[Exercise aim]: Give all of the lines again, with nothing added or dropped.

[Stored records]:
★ ★ ★ ★
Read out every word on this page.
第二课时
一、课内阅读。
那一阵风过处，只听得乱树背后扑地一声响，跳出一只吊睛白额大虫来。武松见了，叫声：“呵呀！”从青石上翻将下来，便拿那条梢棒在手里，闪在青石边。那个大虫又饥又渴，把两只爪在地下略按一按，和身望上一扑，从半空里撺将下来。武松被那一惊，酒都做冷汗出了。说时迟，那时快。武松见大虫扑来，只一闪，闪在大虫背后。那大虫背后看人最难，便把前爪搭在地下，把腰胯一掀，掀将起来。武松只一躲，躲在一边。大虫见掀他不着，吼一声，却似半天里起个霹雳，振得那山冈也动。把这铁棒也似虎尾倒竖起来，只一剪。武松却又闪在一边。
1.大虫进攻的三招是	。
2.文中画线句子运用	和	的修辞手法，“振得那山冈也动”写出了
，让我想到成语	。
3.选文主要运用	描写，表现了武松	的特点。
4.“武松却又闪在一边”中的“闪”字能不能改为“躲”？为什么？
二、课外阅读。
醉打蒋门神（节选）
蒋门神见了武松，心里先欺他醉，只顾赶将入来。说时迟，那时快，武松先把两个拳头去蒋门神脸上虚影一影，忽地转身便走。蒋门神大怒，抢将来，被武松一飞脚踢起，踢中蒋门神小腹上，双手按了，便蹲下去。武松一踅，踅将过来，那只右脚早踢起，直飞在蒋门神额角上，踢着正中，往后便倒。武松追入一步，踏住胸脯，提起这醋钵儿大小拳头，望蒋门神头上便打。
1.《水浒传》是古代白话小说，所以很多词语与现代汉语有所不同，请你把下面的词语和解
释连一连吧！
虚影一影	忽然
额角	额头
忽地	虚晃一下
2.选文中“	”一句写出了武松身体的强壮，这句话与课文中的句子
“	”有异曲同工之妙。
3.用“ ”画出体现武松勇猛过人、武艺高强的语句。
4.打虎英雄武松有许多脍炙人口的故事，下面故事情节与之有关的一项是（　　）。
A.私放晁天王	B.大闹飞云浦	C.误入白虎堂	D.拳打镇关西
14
★ ★ ★ ★
[Response below]:
Read out every word on this page.
第二课时
一、课内阅读。
那一阵风过处，只听得乱树背后扑地一声响，跳出一只吊睛白额大虫来。武松见了，叫声：“呵呀！”从青石上翻将下来，便拿那条梢棒在手里，闪在青石边。那个大虫又饥又渴，把两只爪在地下略按一按，和身望上一扑，从半空里撺将下来。武松被那一惊，酒都做冷汗出了。说时迟，那时快。武松见大虫扑来，只一闪，闪在大虫背后。那大虫背后看人最难，便把前爪搭在地下，把腰胯一掀，掀将起来。武松只一躲，躲在一边。大虫见掀他不着，吼一声，却似半天里起个霹雳，振得那山冈也动。把这铁棒也似虎尾倒竖起来，只一剪。武松却又闪在一边。
1.大虫进攻的三招是	。
2.文中画线句子运用	和	的修辞手法，“振得那山冈也动”写出了
，让我想到成语	。
3.选文主要运用	描写，表现了武松	的特点。
4.“武松却又闪在一边”中的“闪”字能不能改为“躲”？为什么？
二、课外阅读。
醉打蒋门神（节选）
蒋门神见了武松，心里先欺他醉，只顾赶将入来。说时迟，那时快，武松先把两个拳头去蒋门神脸上虚影一影，忽地转身便走。蒋门神大怒，抢将来，被武松一飞脚踢起，踢中蒋门神小腹上，双手按了，便蹲下去。武松一踅，踅将过来，那只右脚早踢起，直飞在蒋门神额角上，踢着正中，往后便倒。武松追入一步，踏住胸脯，提起这醋钵儿大小拳头，望蒋门神头上便打。
1.《水浒传》是古代白话小说，所以很多词语与现代汉语有所不同，请你把下面的词语和解
释连一连吧！
虚影一影	忽然
额角	额头
忽地	虚晃一下
2.选文中“	”一句写出了武松身体的强壮，这句话与课文中的句子
“	”有异曲同工之妙。
3.用“ ”画出体现武松勇猛过人、武艺高强的语句。
4.打虎英雄武松有许多脍炙人口的故事，下面故事情节与之有关的一项是（　　）。
A.私放晁天王	B.大闹飞云浦	C.误入白虎堂	D.拳打镇关西
14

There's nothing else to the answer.